Print every entry, word for word, and skip the images.

──────

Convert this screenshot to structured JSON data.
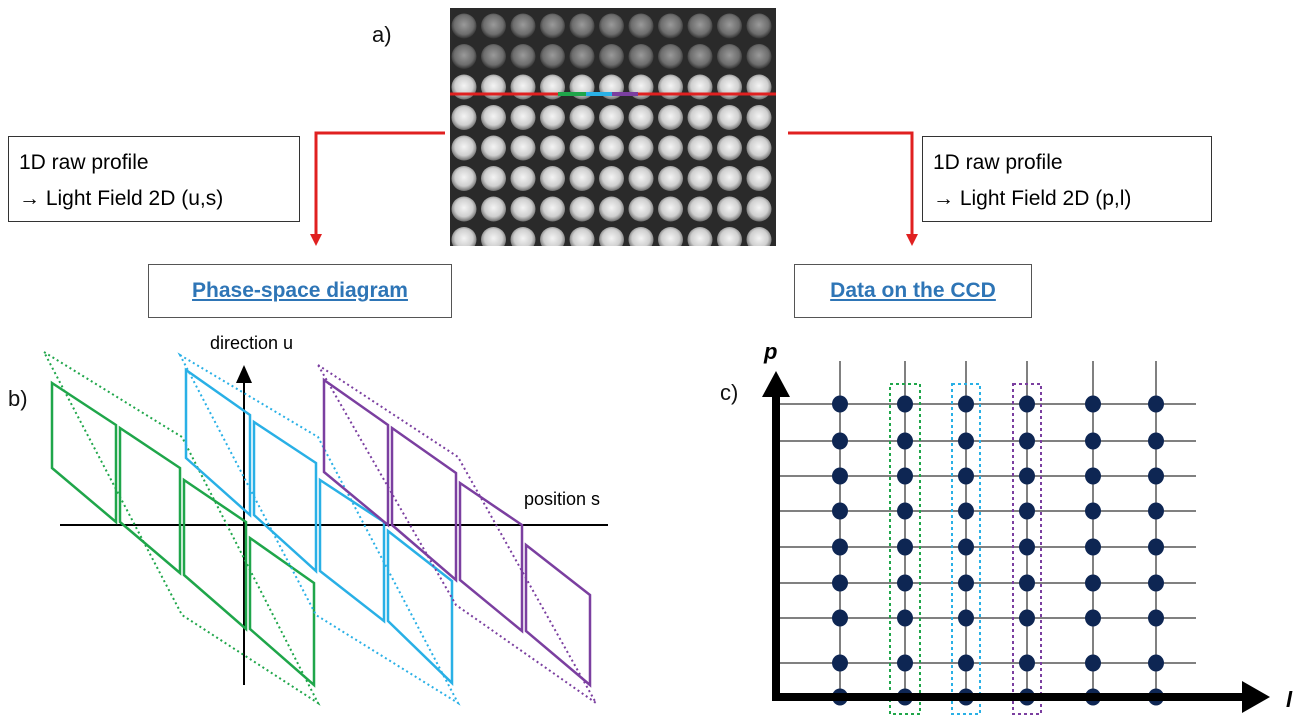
{
  "panel_a": {
    "letter": "a)"
  },
  "panel_b": {
    "letter": "b)",
    "axis_u_label": "direction u",
    "axis_s_label": "position s"
  },
  "panel_c": {
    "letter": "c)",
    "axis_p_label": "p",
    "axis_l_label": "l"
  },
  "left_box": {
    "line1": "1D raw profile",
    "line2": "→ Light Field 2D (u,s)"
  },
  "right_box": {
    "line1": "1D raw profile",
    "line2": "→ Light Field 2D (p,l)"
  },
  "left_link": "Phase-space diagram",
  "right_link": "Data on the CCD",
  "colors": {
    "red": "#E02020",
    "green": "#1FA64A",
    "blue": "#29B0E6",
    "purple": "#7B3FA0",
    "dot": "#0E2653",
    "link": "#2E75B6"
  }
}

──────

Complete response:
Convert this screenshot to structured JSON data.
{
  "panel_a": {
    "letter": "a)"
  },
  "panel_b": {
    "letter": "b)",
    "axis_u_label": "direction u",
    "axis_s_label": "position s"
  },
  "panel_c": {
    "letter": "c)",
    "axis_p_label": "p",
    "axis_l_label": "l"
  },
  "left_box": {
    "line1": "1D raw profile",
    "line2": "→ Light Field 2D (u,s)"
  },
  "right_box": {
    "line1": "1D raw profile",
    "line2": "→ Light Field 2D (p,l)"
  },
  "left_link": "Phase-space diagram",
  "right_link": "Data on the CCD",
  "colors": {
    "red": "#E02020",
    "green": "#1FA64A",
    "blue": "#29B0E6",
    "purple": "#7B3FA0",
    "dot": "#0E2653",
    "link": "#2E75B6"
  }
}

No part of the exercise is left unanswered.